** START MATERIAL FOR THE TASK **
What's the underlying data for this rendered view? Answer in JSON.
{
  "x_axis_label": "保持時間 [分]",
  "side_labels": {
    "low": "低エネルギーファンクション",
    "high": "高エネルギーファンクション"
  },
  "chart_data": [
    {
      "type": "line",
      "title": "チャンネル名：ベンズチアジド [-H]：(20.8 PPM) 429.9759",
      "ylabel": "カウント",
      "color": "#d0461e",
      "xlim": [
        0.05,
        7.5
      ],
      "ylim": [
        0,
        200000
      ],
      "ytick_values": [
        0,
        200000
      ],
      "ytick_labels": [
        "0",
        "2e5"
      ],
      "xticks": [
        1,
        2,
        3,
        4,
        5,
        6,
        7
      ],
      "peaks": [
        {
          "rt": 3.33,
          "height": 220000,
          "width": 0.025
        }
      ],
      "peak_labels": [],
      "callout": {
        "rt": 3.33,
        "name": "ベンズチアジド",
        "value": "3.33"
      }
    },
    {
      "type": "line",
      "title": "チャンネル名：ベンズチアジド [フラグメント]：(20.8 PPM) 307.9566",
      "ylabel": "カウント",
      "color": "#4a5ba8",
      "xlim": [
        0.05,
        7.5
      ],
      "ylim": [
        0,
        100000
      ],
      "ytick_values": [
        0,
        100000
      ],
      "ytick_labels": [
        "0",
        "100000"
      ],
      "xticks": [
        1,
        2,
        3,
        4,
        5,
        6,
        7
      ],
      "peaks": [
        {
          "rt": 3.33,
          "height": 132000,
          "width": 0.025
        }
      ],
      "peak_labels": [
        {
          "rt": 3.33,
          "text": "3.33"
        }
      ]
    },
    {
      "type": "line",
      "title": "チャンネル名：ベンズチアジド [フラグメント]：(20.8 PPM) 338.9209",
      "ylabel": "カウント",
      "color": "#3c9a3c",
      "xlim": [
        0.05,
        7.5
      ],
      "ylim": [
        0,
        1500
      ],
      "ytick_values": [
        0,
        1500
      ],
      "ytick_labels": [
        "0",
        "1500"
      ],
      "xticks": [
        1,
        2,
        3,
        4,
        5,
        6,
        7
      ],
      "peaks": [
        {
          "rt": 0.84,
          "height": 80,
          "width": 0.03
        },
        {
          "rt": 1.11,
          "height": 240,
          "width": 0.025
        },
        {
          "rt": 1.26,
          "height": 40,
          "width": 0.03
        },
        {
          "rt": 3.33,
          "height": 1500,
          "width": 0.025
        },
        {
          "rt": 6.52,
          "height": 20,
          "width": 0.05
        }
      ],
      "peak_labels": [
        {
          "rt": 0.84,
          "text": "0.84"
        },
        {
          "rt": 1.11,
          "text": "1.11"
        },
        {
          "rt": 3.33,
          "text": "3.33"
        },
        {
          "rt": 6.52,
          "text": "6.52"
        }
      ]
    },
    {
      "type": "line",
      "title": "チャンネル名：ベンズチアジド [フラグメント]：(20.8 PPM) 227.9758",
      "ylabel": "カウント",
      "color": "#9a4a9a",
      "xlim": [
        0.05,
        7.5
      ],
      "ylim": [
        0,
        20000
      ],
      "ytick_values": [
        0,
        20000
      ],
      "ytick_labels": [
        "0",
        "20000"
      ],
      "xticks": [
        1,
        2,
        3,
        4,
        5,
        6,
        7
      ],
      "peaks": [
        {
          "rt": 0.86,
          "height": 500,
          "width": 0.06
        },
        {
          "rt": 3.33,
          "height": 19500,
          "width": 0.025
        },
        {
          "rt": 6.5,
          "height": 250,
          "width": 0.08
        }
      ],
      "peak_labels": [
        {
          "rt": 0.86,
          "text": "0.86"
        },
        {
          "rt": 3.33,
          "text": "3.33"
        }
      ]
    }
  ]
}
** END MATERIAL FOR THE TASK **
--- WHAT IS EXPECTED ---
Type the whole listing again, unaltered.

--- REPLY ---
What's the underlying data for this rendered view? Answer in JSON.
{
  "x_axis_label": "保持時間 [分]",
  "side_labels": {
    "low": "低エネルギーファンクション",
    "high": "高エネルギーファンクション"
  },
  "chart_data": [
    {
      "type": "line",
      "title": "チャンネル名：ベンズチアジド [-H]：(20.8 PPM) 429.9759",
      "ylabel": "カウント",
      "color": "#d0461e",
      "xlim": [
        0.05,
        7.5
      ],
      "ylim": [
        0,
        200000
      ],
      "ytick_values": [
        0,
        200000
      ],
      "ytick_labels": [
        "0",
        "2e5"
      ],
      "xticks": [
        1,
        2,
        3,
        4,
        5,
        6,
        7
      ],
      "peaks": [
        {
          "rt": 3.33,
          "height": 220000,
          "width": 0.025
        }
      ],
      "peak_labels": [],
      "callout": {
        "rt": 3.33,
        "name": "ベンズチアジド",
        "value": "3.33"
      }
    },
    {
      "type": "line",
      "title": "チャンネル名：ベンズチアジド [フラグメント]：(20.8 PPM) 307.9566",
      "ylabel": "カウント",
      "color": "#4a5ba8",
      "xlim": [
        0.05,
        7.5
      ],
      "ylim": [
        0,
        100000
      ],
      "ytick_values": [
        0,
        100000
      ],
      "ytick_labels": [
        "0",
        "100000"
      ],
      "xticks": [
        1,
        2,
        3,
        4,
        5,
        6,
        7
      ],
      "peaks": [
        {
          "rt": 3.33,
          "height": 132000,
          "width": 0.025
        }
      ],
      "peak_labels": [
        {
          "rt": 3.33,
          "text": "3.33"
        }
      ]
    },
    {
      "type": "line",
      "title": "チャンネル名：ベンズチアジド [フラグメント]：(20.8 PPM) 338.9209",
      "ylabel": "カウント",
      "color": "#3c9a3c",
      "xlim": [
        0.05,
        7.5
      ],
      "ylim": [
        0,
        1500
      ],
      "ytick_values": [
        0,
        1500
      ],
      "ytick_labels": [
        "0",
        "1500"
      ],
      "xticks": [
        1,
        2,
        3,
        4,
        5,
        6,
        7
      ],
      "peaks": [
        {
          "rt": 0.84,
          "height": 80,
          "width": 0.03
        },
        {
          "rt": 1.11,
          "height": 240,
          "width": 0.025
        },
        {
          "rt": 1.26,
          "height": 40,
          "width": 0.03
        },
        {
          "rt": 3.33,
          "height": 1500,
          "width": 0.025
        },
        {
          "rt": 6.52,
          "height": 20,
          "width": 0.05
        }
      ],
      "peak_labels": [
        {
          "rt": 0.84,
          "text": "0.84"
        },
        {
          "rt": 1.11,
          "text": "1.11"
        },
        {
          "rt": 3.33,
          "text": "3.33"
        },
        {
          "rt": 6.52,
          "text": "6.52"
        }
      ]
    },
    {
      "type": "line",
      "title": "チャンネル名：ベンズチアジド [フラグメント]：(20.8 PPM) 227.9758",
      "ylabel": "カウント",
      "color": "#9a4a9a",
      "xlim": [
        0.05,
        7.5
      ],
      "ylim": [
        0,
        20000
      ],
      "ytick_values": [
        0,
        20000
      ],
      "ytick_labels": [
        "0",
        "20000"
      ],
      "xticks": [
        1,
        2,
        3,
        4,
        5,
        6,
        7
      ],
      "peaks": [
        {
          "rt": 0.86,
          "height": 500,
          "width": 0.06
        },
        {
          "rt": 3.33,
          "height": 19500,
          "width": 0.025
        },
        {
          "rt": 6.5,
          "height": 250,
          "width": 0.08
        }
      ],
      "peak_labels": [
        {
          "rt": 0.86,
          "text": "0.86"
        },
        {
          "rt": 3.33,
          "text": "3.33"
        }
      ]
    }
  ]
}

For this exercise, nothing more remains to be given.